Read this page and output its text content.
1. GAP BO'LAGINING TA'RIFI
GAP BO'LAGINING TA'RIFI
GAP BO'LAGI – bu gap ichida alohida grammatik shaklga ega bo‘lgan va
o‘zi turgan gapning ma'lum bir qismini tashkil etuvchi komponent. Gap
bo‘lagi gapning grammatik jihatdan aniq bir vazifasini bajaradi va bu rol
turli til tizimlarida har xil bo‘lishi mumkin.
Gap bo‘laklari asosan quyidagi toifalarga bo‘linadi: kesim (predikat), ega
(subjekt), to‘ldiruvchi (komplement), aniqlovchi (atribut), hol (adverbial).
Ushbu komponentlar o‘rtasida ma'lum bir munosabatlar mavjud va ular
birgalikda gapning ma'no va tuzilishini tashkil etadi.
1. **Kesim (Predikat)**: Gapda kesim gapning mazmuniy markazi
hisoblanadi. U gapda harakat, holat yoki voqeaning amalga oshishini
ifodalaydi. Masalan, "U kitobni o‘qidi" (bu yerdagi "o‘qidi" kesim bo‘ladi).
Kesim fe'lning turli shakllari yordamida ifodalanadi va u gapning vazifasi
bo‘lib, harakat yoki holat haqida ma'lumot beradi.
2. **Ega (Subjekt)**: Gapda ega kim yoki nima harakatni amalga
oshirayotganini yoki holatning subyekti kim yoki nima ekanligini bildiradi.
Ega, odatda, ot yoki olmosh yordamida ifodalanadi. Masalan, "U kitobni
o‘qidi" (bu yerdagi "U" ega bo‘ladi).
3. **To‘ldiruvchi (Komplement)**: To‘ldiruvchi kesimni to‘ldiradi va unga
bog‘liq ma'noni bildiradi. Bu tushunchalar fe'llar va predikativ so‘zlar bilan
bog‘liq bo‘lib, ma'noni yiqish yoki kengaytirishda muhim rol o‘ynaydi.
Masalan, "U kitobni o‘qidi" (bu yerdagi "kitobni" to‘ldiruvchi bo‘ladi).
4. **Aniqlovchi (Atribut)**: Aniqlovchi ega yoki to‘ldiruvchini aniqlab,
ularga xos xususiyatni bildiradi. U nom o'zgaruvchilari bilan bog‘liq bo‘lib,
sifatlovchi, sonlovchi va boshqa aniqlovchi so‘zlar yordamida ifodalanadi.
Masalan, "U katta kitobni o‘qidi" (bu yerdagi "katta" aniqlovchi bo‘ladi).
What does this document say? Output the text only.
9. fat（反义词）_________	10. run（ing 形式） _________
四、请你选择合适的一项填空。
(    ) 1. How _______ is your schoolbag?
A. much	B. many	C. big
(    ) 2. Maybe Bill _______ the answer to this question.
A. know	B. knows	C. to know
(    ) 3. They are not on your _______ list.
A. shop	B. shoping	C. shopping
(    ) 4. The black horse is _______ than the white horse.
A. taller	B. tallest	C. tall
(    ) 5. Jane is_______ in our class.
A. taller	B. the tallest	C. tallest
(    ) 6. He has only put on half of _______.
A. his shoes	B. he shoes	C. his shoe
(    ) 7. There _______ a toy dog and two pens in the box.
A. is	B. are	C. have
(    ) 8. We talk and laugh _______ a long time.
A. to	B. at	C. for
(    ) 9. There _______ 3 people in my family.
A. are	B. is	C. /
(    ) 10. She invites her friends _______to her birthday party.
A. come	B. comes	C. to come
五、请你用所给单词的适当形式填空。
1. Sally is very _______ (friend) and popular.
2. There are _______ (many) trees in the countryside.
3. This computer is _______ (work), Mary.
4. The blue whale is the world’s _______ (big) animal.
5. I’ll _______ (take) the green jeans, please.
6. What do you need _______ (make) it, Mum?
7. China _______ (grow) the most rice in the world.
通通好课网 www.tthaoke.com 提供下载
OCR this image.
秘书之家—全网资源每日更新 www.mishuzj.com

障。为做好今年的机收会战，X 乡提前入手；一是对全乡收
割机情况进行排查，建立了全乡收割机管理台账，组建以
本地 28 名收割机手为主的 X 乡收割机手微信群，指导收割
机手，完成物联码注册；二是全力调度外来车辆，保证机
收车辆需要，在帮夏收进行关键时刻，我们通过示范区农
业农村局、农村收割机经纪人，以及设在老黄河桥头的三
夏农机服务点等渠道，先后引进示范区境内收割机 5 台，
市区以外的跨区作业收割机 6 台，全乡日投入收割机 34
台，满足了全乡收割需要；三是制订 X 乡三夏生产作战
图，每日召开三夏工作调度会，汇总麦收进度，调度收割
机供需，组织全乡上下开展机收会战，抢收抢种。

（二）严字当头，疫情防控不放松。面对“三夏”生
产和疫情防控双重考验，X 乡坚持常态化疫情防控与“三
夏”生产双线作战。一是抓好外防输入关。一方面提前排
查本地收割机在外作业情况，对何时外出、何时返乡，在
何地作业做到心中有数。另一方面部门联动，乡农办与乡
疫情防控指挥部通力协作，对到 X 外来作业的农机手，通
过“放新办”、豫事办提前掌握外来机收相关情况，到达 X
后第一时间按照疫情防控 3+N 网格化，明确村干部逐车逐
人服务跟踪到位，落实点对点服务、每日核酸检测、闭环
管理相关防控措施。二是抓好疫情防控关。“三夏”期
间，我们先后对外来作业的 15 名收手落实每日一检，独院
----
--- Your goal ---
Reproduce the material above exactly; please quote every line of it.

--- Response for this exercise ---
Read this page and output its text content.
1. GAP BO'LAGINING TA'RIFI
GAP BO'LAGINING TA'RIFI
GAP BO'LAGI – bu gap ichida alohida grammatik shaklga ega bo‘lgan va
o‘zi turgan gapning ma'lum bir qismini tashkil etuvchi komponent. Gap
bo‘lagi gapning grammatik jihatdan aniq bir vazifasini bajaradi va bu rol
turli til tizimlarida har xil bo‘lishi mumkin.
Gap bo‘laklari asosan quyidagi toifalarga bo‘linadi: kesim (predikat), ega
(subjekt), to‘ldiruvchi (komplement), aniqlovchi (atribut), hol (adverbial).
Ushbu komponentlar o‘rtasida ma'lum bir munosabatlar mavjud va ular
birgalikda gapning ma'no va tuzilishini tashkil etadi.
1. **Kesim (Predikat)**: Gapda kesim gapning mazmuniy markazi
hisoblanadi. U gapda harakat, holat yoki voqeaning amalga oshishini
ifodalaydi. Masalan, "U kitobni o‘qidi" (bu yerdagi "o‘qidi" kesim bo‘ladi).
Kesim fe'lning turli shakllari yordamida ifodalanadi va u gapning vazifasi
bo‘lib, harakat yoki holat haqida ma'lumot beradi.
2. **Ega (Subjekt)**: Gapda ega kim yoki nima harakatni amalga
oshirayotganini yoki holatning subyekti kim yoki nima ekanligini bildiradi.
Ega, odatda, ot yoki olmosh yordamida ifodalanadi. Masalan, "U kitobni
o‘qidi" (bu yerdagi "U" ega bo‘ladi).
3. **To‘ldiruvchi (Komplement)**: To‘ldiruvchi kesimni to‘ldiradi va unga
bog‘liq ma'noni bildiradi. Bu tushunchalar fe'llar va predikativ so‘zlar bilan
bog‘liq bo‘lib, ma'noni yiqish yoki kengaytirishda muhim rol o‘ynaydi.
Masalan, "U kitobni o‘qidi" (bu yerdagi "kitobni" to‘ldiruvchi bo‘ladi).
4. **Aniqlovchi (Atribut)**: Aniqlovchi ega yoki to‘ldiruvchini aniqlab,
ularga xos xususiyatni bildiradi. U nom o'zgaruvchilari bilan bog‘liq bo‘lib,
sifatlovchi, sonlovchi va boshqa aniqlovchi so‘zlar yordamida ifodalanadi.
Masalan, "U katta kitobni o‘qidi" (bu yerdagi "katta" aniqlovchi bo‘ladi).
What does this document say? Output the text only.
9. fat（反义词）_________	10. run（ing 形式） _________
四、请你选择合适的一项填空。
(    ) 1. How _______ is your schoolbag?
A. much	B. many	C. big
(    ) 2. Maybe Bill _______ the answer to this question.
A. know	B. knows	C. to know
(    ) 3. They are not on your _______ list.
A. shop	B. shoping	C. shopping
(    ) 4. The black horse is _______ than the white horse.
A. taller	B. tallest	C. tall
(    ) 5. Jane is_______ in our class.
A. taller	B. the tallest	C. tallest
(    ) 6. He has only put on half of _______.
A. his shoes	B. he shoes	C. his shoe
(    ) 7. There _______ a toy dog and two pens in the box.
A. is	B. are	C. have
(    ) 8. We talk and laugh _______ a long time.
A. to	B. at	C. for
(    ) 9. There _______ 3 people in my family.
A. are	B. is	C. /
(    ) 10. She invites her friends _______to her birthday party.
A. come	B. comes	C. to come
五、请你用所给单词的适当形式填空。
1. Sally is very _______ (friend) and popular.
2. There are _______ (many) trees in the countryside.
3. This computer is _______ (work), Mary.
4. The blue whale is the world’s _______ (big) animal.
5. I’ll _______ (take) the green jeans, please.
6. What do you need _______ (make) it, Mum?
7. China _______ (grow) the most rice in the world.
通通好课网 www.tthaoke.com 提供下载
OCR this image.
秘书之家—全网资源每日更新 www.mishuzj.com

障。为做好今年的机收会战，X 乡提前入手；一是对全乡收
割机情况进行排查，建立了全乡收割机管理台账，组建以
本地 28 名收割机手为主的 X 乡收割机手微信群，指导收割
机手，完成物联码注册；二是全力调度外来车辆，保证机
收车辆需要，在帮夏收进行关键时刻，我们通过示范区农
业农村局、农村收割机经纪人，以及设在老黄河桥头的三
夏农机服务点等渠道，先后引进示范区境内收割机 5 台，
市区以外的跨区作业收割机 6 台，全乡日投入收割机 34
台，满足了全乡收割需要；三是制订 X 乡三夏生产作战
图，每日召开三夏工作调度会，汇总麦收进度，调度收割
机供需，组织全乡上下开展机收会战，抢收抢种。

（二）严字当头，疫情防控不放松。面对“三夏”生
产和疫情防控双重考验，X 乡坚持常态化疫情防控与“三
夏”生产双线作战。一是抓好外防输入关。一方面提前排
查本地收割机在外作业情况，对何时外出、何时返乡，在
何地作业做到心中有数。另一方面部门联动，乡农办与乡
疫情防控指挥部通力协作，对到 X 外来作业的农机手，通
过“放新办”、豫事办提前掌握外来机收相关情况，到达 X
后第一时间按照疫情防控 3+N 网格化，明确村干部逐车逐
人服务跟踪到位，落实点对点服务、每日核酸检测、闭环
管理相关防控措施。二是抓好疫情防控关。“三夏”期
间，我们先后对外来作业的 15 名收手落实每日一检，独院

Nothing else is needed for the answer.